Copy out each line of the material below that holds the string "style".

Available data.

▼

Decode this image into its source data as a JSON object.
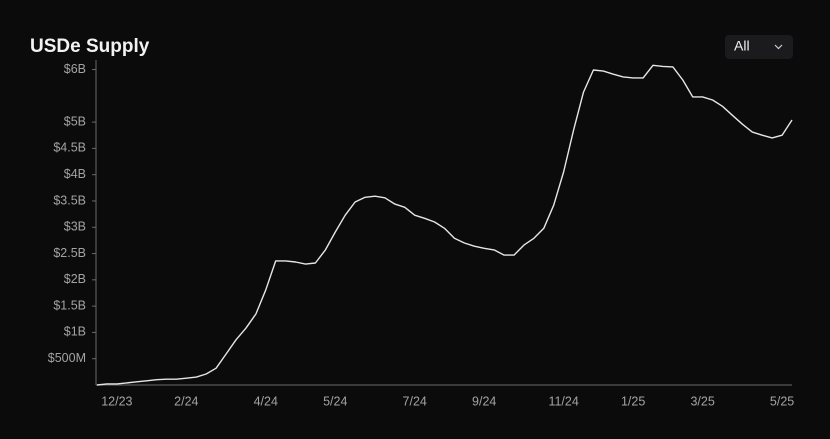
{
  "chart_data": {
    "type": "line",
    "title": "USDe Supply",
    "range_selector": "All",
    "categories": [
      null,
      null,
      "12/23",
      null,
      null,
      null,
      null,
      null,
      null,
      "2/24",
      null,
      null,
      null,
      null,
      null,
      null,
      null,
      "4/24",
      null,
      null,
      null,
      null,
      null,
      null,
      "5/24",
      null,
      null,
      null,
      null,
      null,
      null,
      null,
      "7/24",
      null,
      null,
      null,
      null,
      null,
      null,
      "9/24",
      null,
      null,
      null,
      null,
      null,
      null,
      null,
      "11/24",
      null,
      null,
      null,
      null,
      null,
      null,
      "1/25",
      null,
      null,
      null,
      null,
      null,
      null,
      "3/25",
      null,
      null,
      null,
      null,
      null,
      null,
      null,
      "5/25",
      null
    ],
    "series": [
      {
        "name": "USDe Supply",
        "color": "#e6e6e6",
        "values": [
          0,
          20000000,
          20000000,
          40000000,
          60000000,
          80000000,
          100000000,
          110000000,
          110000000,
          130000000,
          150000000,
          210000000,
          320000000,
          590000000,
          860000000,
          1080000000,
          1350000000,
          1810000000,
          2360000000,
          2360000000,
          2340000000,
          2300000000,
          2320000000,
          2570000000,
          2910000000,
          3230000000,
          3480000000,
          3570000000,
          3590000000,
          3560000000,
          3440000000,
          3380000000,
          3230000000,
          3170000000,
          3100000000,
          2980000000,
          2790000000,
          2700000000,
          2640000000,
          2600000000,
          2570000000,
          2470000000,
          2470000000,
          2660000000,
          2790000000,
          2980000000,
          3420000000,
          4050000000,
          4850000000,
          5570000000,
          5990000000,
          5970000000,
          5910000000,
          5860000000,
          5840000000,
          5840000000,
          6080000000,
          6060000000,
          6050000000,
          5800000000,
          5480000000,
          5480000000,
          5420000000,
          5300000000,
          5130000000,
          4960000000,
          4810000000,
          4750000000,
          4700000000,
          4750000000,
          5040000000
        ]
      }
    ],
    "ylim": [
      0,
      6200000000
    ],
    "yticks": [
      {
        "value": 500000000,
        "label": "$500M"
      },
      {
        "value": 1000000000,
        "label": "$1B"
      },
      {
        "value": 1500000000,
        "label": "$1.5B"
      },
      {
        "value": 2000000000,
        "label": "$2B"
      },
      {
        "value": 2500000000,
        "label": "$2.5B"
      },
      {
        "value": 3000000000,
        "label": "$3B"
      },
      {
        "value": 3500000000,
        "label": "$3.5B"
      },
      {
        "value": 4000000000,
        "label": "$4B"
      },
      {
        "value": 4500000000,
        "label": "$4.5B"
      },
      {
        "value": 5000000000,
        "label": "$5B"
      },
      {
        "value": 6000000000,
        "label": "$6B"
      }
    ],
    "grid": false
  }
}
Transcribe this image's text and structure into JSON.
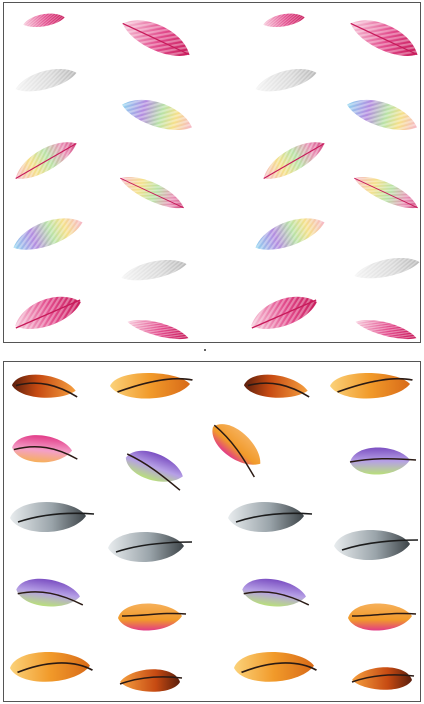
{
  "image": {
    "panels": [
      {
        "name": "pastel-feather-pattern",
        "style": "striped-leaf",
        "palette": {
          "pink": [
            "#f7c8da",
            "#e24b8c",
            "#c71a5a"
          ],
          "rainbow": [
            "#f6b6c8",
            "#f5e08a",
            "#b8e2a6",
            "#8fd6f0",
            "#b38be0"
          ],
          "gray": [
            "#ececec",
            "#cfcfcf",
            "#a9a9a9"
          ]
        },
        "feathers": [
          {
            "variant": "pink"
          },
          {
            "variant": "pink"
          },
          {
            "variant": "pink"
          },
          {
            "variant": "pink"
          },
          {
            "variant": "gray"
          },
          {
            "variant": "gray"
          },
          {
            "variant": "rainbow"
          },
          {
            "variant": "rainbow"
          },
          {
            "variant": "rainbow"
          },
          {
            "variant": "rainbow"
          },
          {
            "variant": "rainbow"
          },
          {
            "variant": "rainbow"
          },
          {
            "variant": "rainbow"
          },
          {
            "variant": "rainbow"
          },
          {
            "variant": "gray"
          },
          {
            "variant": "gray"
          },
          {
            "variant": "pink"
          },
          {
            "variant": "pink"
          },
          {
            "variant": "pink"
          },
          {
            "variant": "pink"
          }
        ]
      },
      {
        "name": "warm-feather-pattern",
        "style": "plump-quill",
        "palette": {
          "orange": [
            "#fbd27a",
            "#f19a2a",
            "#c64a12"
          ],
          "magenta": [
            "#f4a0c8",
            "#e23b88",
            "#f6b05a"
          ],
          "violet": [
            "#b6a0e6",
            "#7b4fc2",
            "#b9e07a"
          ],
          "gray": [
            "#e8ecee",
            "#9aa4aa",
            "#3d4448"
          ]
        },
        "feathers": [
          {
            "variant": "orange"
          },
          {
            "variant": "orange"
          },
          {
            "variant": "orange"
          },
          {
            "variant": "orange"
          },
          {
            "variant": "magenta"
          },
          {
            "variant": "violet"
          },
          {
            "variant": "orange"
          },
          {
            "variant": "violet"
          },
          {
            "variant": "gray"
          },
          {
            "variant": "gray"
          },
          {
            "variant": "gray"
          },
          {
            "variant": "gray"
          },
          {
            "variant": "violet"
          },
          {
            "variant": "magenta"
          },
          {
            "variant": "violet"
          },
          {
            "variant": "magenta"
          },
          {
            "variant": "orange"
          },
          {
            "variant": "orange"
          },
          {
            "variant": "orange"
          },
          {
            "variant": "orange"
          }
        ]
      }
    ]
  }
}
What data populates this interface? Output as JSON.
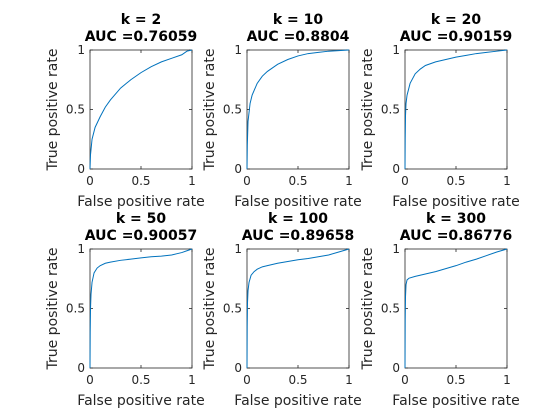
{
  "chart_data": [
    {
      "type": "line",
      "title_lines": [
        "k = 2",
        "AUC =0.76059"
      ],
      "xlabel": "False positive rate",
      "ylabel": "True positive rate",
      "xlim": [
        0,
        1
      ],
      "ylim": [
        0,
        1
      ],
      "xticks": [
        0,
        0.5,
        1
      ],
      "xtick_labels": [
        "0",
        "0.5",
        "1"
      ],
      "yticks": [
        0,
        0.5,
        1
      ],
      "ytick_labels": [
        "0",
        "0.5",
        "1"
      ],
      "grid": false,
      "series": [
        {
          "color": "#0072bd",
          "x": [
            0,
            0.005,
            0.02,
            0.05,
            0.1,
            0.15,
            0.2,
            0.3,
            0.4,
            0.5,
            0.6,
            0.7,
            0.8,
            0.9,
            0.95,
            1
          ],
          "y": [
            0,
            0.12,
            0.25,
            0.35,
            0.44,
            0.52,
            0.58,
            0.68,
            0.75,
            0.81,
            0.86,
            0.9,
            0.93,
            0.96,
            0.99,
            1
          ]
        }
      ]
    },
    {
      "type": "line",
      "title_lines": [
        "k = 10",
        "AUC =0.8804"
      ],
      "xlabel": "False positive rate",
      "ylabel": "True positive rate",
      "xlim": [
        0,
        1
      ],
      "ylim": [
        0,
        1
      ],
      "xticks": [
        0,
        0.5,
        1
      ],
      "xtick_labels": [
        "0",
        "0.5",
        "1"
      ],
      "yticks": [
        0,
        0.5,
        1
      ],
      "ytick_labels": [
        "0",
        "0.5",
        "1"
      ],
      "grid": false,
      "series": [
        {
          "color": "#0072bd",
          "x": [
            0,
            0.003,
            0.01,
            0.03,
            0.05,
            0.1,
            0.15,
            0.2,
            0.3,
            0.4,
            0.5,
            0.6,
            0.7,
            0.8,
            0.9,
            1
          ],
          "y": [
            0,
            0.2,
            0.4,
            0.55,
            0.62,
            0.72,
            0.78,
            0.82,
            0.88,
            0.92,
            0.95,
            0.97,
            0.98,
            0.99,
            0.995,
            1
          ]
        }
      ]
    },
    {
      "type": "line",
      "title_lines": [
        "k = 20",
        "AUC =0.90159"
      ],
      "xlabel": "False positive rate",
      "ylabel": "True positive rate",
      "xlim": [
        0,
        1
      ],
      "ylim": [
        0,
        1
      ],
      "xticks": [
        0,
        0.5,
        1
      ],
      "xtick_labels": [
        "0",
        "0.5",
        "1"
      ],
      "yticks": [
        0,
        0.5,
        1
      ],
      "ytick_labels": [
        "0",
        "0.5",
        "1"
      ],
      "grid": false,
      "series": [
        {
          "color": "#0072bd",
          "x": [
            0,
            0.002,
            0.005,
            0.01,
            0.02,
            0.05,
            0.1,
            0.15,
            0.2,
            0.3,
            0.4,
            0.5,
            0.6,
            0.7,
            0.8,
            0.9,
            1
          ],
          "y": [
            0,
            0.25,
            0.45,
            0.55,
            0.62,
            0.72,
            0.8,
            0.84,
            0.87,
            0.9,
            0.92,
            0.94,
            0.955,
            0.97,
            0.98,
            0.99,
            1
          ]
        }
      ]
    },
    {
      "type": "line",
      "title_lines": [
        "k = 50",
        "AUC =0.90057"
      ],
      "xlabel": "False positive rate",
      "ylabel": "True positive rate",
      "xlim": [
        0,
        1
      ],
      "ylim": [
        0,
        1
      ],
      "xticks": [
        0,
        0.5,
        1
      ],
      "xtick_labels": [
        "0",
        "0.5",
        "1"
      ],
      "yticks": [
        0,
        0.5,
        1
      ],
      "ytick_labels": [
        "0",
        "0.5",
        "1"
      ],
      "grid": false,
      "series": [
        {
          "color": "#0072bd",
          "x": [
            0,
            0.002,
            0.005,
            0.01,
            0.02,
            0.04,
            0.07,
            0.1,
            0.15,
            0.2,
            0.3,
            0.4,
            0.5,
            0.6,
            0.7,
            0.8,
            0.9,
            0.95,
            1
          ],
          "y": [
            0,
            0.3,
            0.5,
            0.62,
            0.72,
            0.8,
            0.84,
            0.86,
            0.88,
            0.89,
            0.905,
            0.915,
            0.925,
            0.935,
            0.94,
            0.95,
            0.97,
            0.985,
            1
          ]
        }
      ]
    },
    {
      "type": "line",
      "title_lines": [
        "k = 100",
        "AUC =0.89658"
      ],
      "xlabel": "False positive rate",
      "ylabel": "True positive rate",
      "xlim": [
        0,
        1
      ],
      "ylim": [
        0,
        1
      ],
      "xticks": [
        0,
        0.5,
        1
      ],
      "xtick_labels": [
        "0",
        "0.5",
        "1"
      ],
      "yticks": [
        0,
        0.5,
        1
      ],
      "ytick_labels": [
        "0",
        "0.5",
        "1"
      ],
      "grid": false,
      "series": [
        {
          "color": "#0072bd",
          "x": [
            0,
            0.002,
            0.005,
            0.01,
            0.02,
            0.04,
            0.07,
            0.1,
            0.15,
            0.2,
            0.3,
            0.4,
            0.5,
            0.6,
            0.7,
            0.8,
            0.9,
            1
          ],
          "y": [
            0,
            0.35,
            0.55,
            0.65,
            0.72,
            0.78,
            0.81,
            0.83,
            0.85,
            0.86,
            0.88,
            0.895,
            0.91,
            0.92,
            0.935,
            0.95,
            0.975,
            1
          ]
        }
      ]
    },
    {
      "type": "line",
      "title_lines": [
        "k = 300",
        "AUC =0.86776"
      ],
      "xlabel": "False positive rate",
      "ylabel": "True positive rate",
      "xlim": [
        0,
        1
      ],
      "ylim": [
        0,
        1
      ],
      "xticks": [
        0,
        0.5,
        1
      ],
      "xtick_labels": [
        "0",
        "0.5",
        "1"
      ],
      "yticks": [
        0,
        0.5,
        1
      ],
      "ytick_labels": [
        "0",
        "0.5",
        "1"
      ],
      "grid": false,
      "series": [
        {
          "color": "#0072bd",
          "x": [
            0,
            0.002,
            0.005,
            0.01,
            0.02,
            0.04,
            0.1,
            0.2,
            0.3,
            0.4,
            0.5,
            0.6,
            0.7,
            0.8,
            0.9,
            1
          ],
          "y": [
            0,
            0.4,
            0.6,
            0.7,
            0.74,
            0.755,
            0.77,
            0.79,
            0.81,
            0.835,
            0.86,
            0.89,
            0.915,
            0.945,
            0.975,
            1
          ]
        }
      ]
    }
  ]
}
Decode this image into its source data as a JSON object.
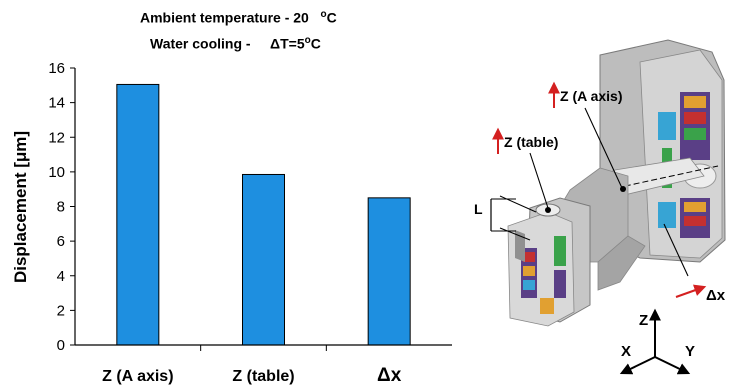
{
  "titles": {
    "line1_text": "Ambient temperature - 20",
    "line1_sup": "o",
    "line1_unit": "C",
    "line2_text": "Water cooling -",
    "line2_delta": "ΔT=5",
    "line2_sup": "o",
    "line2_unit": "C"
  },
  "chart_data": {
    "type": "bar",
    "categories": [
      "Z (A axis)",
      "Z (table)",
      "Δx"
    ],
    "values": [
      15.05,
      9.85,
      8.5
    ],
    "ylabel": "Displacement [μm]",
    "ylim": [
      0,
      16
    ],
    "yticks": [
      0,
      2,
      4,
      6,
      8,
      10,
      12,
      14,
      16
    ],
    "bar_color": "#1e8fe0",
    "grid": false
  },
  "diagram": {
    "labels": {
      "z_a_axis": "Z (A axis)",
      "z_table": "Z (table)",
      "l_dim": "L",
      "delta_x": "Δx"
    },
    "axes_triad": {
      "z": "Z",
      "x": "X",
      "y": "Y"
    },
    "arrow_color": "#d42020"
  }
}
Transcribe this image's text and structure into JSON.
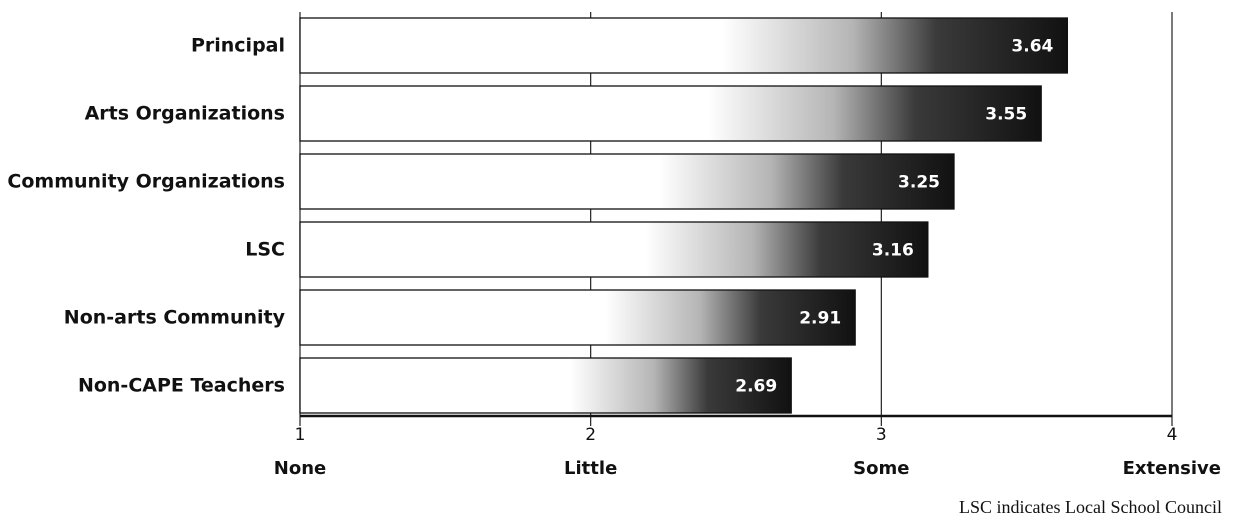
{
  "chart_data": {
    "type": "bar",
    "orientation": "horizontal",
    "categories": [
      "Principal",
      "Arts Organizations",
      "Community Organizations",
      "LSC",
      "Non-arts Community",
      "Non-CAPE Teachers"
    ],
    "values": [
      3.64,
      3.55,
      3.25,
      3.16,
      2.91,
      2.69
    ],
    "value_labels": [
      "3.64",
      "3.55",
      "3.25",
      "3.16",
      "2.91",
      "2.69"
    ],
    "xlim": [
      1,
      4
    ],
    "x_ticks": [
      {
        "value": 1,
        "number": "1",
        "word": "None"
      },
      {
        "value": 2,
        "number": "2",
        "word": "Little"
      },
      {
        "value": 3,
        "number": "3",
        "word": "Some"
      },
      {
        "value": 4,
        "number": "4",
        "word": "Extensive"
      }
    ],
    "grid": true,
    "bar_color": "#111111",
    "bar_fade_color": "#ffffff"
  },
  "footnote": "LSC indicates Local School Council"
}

▲

Exercise result.
        "style": "striped-leaf",
        "style": "plump-quill",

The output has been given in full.